» STATED GOAL
Please output every line of the material as it stands, without the pictures.

» EXERCISE DATA

--- Begin ---

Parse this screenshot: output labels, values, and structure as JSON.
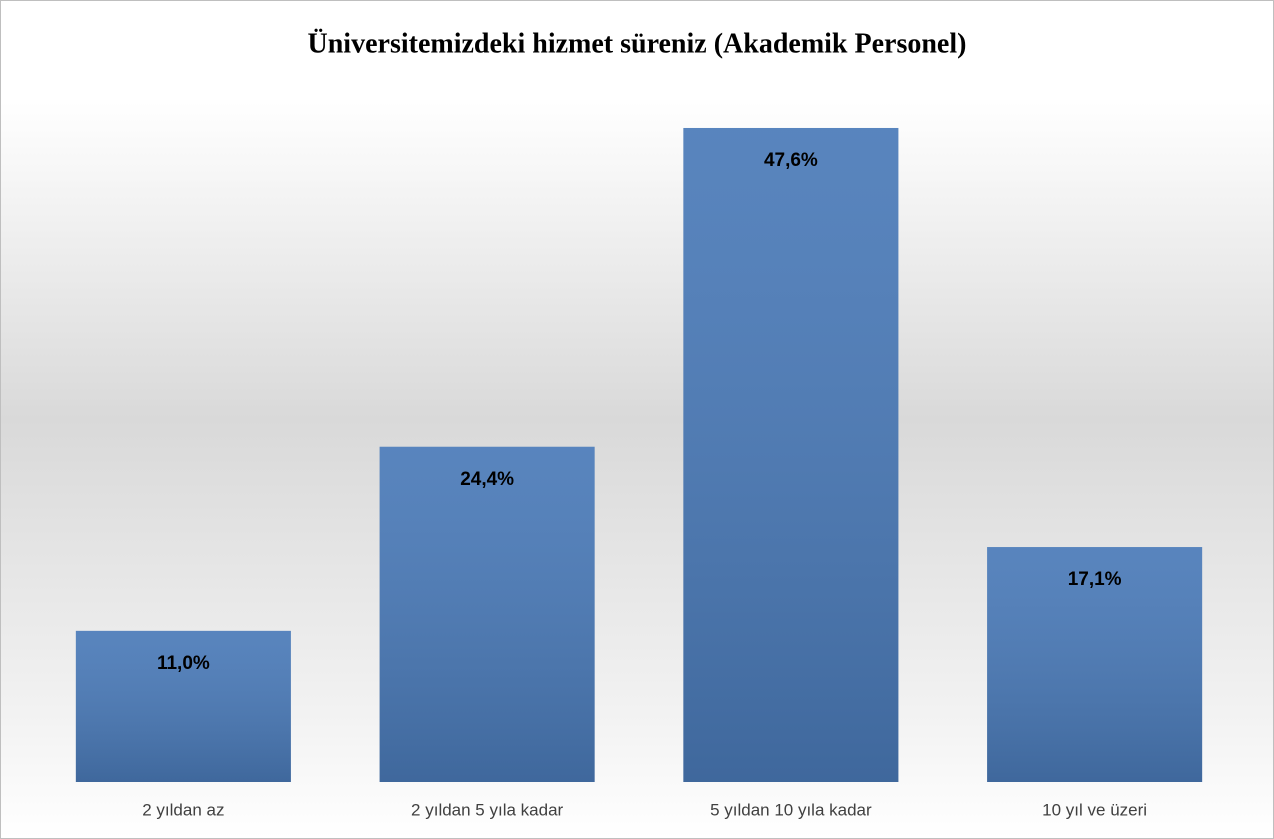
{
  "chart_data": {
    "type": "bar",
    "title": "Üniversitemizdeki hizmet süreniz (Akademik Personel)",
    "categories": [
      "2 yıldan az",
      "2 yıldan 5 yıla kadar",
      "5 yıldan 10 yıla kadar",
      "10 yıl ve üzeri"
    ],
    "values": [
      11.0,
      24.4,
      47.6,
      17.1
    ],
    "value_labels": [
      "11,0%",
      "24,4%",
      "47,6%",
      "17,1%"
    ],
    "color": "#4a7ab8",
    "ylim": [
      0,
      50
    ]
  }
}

--- End ---

» RESULT BELOW
Parse this screenshot: output labels, values, and structure as JSON.
{
  "chart_data": {
    "type": "bar",
    "title": "Üniversitemizdeki hizmet süreniz (Akademik Personel)",
    "categories": [
      "2 yıldan az",
      "2 yıldan 5 yıla kadar",
      "5 yıldan 10 yıla kadar",
      "10 yıl ve üzeri"
    ],
    "values": [
      11.0,
      24.4,
      47.6,
      17.1
    ],
    "value_labels": [
      "11,0%",
      "24,4%",
      "47,6%",
      "17,1%"
    ],
    "color": "#4a7ab8",
    "ylim": [
      0,
      50
    ]
  }
}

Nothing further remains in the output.